Text for analysis →
- Opening Delimiter -

2.       What is the efferent pathway for and how is it related to otoacoustic emissions? Describe an auditory tuning curve (include what happens as increase loudness). What is the motile response and how does this influence tuning curves?

3.       Discuss place (tuning curves) and frequency (volley principle and phase locking) theory. How can they both be correct?

4.       How is loudness calculated? What and where (on the body) is resonance? How does it affect loudness? How is pitch related to loudness in terms of the equal loudness contour (draw graph)?

5.       How are we able to localize sound binaurally? Describe in detail.

6.       How are we able to localize sound using monaural (spectral cues) and other factors (sound level, frequency, movement parallax, reflection, Doppler shift, precedence effect)?

7.       What is the pathway for sound comprehension and localization in the brain? Make sure you indicate what each section does (afferent). Describe the different types of neurons that you encounter as you go up the pathway (also see end of Ch, 10, 385-387)

8.       Explain how surround sound works. Also explain how architectural acoustics and related factors influence how music sounds in concert halls.

9.       What is a phoneme? How are consonants and vowels produced (in detail)? Give examples.

10.   Draw a spectrogram and label and define ALL of the parts. What are the first and second formats related to?

- Closing Delimiter -

Raw data →
- Opening Delimiter -

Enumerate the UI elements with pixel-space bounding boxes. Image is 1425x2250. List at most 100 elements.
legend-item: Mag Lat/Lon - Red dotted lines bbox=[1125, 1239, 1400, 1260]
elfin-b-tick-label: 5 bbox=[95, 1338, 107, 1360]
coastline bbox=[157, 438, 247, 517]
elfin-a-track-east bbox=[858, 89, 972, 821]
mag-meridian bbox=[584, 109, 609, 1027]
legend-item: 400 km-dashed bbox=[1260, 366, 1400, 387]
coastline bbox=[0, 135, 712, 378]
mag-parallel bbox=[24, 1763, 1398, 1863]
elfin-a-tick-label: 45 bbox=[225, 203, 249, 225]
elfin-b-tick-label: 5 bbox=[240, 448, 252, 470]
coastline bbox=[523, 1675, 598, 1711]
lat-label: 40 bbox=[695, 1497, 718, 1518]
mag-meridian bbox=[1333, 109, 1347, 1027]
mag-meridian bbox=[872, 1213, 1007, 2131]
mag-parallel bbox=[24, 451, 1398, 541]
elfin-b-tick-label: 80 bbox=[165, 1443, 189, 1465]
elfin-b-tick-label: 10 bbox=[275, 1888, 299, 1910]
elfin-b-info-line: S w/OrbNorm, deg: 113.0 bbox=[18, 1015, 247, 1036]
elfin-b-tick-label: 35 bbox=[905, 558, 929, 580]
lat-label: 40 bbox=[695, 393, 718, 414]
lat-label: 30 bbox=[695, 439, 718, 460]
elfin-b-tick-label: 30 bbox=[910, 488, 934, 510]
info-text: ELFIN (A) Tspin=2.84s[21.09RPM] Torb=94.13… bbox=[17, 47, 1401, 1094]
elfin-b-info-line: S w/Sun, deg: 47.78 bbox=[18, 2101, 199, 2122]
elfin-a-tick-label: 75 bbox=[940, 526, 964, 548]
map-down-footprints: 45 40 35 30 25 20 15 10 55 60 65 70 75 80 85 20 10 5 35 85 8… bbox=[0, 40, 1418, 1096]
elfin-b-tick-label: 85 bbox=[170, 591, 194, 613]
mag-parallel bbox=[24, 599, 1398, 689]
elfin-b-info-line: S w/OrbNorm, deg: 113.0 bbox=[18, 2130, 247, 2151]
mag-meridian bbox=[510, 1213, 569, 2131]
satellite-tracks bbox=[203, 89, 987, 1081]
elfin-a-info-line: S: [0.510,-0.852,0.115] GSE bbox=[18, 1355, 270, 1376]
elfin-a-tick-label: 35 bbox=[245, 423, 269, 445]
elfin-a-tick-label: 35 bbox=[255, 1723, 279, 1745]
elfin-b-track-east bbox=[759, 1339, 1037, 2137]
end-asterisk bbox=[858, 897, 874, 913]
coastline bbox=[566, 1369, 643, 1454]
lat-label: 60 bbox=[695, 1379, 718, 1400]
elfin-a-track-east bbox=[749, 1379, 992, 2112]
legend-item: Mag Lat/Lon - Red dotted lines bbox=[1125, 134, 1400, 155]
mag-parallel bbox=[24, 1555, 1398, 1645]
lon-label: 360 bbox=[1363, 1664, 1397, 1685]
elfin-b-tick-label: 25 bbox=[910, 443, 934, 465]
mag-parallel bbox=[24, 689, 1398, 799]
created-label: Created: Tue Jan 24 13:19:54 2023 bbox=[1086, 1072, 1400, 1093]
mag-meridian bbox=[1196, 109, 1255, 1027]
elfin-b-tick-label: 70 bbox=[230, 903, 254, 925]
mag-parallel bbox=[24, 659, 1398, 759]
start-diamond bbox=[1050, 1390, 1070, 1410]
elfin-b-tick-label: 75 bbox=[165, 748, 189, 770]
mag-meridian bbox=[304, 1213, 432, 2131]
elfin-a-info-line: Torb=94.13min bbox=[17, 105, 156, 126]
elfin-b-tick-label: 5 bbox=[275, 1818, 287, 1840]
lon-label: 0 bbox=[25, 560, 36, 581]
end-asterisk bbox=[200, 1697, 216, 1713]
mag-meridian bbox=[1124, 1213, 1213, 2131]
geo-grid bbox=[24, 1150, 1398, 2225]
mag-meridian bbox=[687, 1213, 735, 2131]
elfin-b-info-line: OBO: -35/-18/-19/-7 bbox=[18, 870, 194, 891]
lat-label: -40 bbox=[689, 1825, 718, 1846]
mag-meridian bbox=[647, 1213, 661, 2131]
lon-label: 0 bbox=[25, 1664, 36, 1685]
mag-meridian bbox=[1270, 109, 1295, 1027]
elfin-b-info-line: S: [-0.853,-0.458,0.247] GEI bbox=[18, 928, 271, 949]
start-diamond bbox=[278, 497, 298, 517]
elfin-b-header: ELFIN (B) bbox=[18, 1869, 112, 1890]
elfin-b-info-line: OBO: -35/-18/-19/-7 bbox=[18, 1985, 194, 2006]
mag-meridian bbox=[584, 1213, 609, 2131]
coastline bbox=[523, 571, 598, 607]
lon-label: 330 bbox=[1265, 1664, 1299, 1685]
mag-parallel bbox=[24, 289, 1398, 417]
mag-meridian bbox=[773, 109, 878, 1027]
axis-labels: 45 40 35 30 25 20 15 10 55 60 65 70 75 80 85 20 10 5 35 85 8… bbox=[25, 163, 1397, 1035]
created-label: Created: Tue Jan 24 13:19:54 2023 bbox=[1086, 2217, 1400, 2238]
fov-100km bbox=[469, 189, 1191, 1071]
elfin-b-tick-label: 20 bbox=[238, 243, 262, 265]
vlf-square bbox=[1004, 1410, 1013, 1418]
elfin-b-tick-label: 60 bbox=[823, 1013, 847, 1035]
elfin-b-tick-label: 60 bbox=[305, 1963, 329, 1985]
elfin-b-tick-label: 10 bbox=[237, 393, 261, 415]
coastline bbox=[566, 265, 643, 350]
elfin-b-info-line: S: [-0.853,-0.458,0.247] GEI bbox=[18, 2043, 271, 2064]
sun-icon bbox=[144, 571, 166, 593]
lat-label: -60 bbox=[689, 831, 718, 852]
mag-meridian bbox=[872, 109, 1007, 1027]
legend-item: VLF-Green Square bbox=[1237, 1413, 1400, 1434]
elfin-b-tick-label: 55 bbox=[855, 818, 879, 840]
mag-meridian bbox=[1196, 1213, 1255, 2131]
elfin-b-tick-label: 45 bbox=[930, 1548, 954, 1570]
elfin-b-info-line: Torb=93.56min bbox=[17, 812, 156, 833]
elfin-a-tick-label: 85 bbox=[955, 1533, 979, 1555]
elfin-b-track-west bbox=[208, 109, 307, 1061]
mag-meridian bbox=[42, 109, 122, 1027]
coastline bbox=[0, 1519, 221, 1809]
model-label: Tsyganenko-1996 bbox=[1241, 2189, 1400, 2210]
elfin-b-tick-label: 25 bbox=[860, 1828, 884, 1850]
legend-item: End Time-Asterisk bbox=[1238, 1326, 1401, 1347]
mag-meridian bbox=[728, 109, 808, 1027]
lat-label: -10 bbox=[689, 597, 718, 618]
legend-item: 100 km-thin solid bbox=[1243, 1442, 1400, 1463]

- Closing Delimiter -

Exercises to complete →
- A) In the study questions on hearing, the question beginning "Discuss place (tuning curves) and frequency" ties each theory to particular concepts. Explain which concepts it links to place theory and which to frequency theory.
- B) Please continue the list of study questions on hearing and sound perception from where it stops.

Results for each task →
- A) The question links place theory to tuning curves. It links frequency theory to the volley principle and phase locking.

- B)
11.   What is the motor theory of speech perception and the data for this? What is the data that suggests speech is special? What is the theory against this model (what do they think speech is)? How do they use music to support their theories?

12.   How do we use higher order processing (cognitive dimensions of speech perception or top down processing) in order to understand speech? Give examples.

13.   Draw a picture of the skin and label its parts. What are the 4 encapsulated endings for touch and how do they work (what do they respond to, etc.)?

14.   What are the 2 pathways to the brain for the cutaneous senses and how do they differ? How do our absolute and difference thresholds change over the skin and why might you see these differences (at skin and brain level and passive vs. active touch)? NOTE: In this question, you do not need to go into the kinethesis receptors to answer the passive/active touch part of the question.